* **To be done**
Make an exact copy of the records, with the pictures left out.

----- The input -----

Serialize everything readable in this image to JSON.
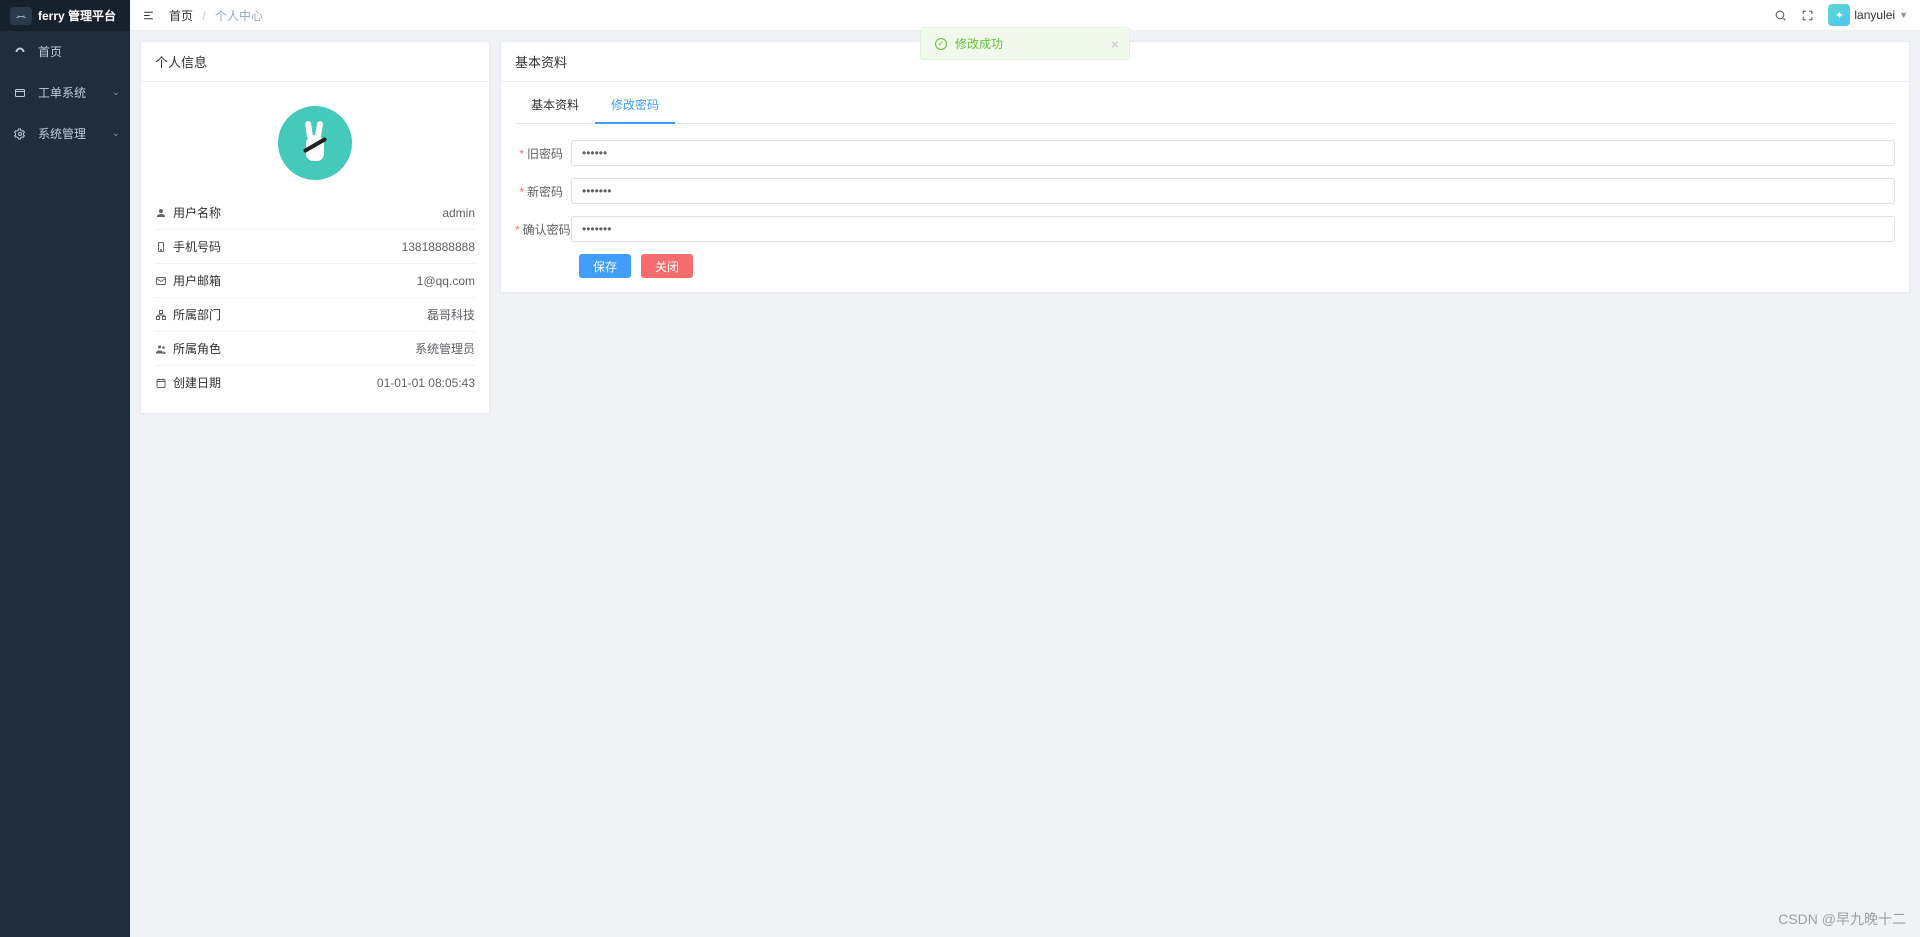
{
  "brand": "ferry 管理平台",
  "sidebar": {
    "items": [
      {
        "label": "首页"
      },
      {
        "label": "工单系统",
        "expandable": true
      },
      {
        "label": "系统管理",
        "expandable": true
      }
    ]
  },
  "breadcrumb": {
    "home": "首页",
    "current": "个人中心"
  },
  "header": {
    "username": "lanyulei"
  },
  "toast": {
    "message": "修改成功"
  },
  "profile": {
    "title": "个人信息",
    "rows": {
      "username": {
        "label": "用户名称",
        "value": "admin"
      },
      "phone": {
        "label": "手机号码",
        "value": "13818888888"
      },
      "email": {
        "label": "用户邮箱",
        "value": "1@qq.com"
      },
      "dept": {
        "label": "所属部门",
        "value": "磊哥科技"
      },
      "role": {
        "label": "所属角色",
        "value": "系统管理员"
      },
      "created": {
        "label": "创建日期",
        "value": "01-01-01 08:05:43"
      }
    }
  },
  "detail": {
    "title": "基本资料",
    "tabs": {
      "basic": "基本资料",
      "password": "修改密码"
    },
    "form": {
      "old_pwd_label": "旧密码",
      "new_pwd_label": "新密码",
      "confirm_pwd_label": "确认密码",
      "old_pwd_value": "••••••",
      "new_pwd_value": "•••••••",
      "confirm_pwd_value": "•••••••",
      "save": "保存",
      "close": "关闭"
    }
  },
  "watermark": "CSDN @早九晚十二"
}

-----

* **Task result**
Serialize everything readable in this image to JSON.
{
  "brand": "ferry 管理平台",
  "sidebar": {
    "items": [
      {
        "label": "首页"
      },
      {
        "label": "工单系统",
        "expandable": true
      },
      {
        "label": "系统管理",
        "expandable": true
      }
    ]
  },
  "breadcrumb": {
    "home": "首页",
    "current": "个人中心"
  },
  "header": {
    "username": "lanyulei"
  },
  "toast": {
    "message": "修改成功"
  },
  "profile": {
    "title": "个人信息",
    "rows": {
      "username": {
        "label": "用户名称",
        "value": "admin"
      },
      "phone": {
        "label": "手机号码",
        "value": "13818888888"
      },
      "email": {
        "label": "用户邮箱",
        "value": "1@qq.com"
      },
      "dept": {
        "label": "所属部门",
        "value": "磊哥科技"
      },
      "role": {
        "label": "所属角色",
        "value": "系统管理员"
      },
      "created": {
        "label": "创建日期",
        "value": "01-01-01 08:05:43"
      }
    }
  },
  "detail": {
    "title": "基本资料",
    "tabs": {
      "basic": "基本资料",
      "password": "修改密码"
    },
    "form": {
      "old_pwd_label": "旧密码",
      "new_pwd_label": "新密码",
      "confirm_pwd_label": "确认密码",
      "old_pwd_value": "••••••",
      "new_pwd_value": "•••••••",
      "confirm_pwd_value": "•••••••",
      "save": "保存",
      "close": "关闭"
    }
  },
  "watermark": "CSDN @早九晚十二"
}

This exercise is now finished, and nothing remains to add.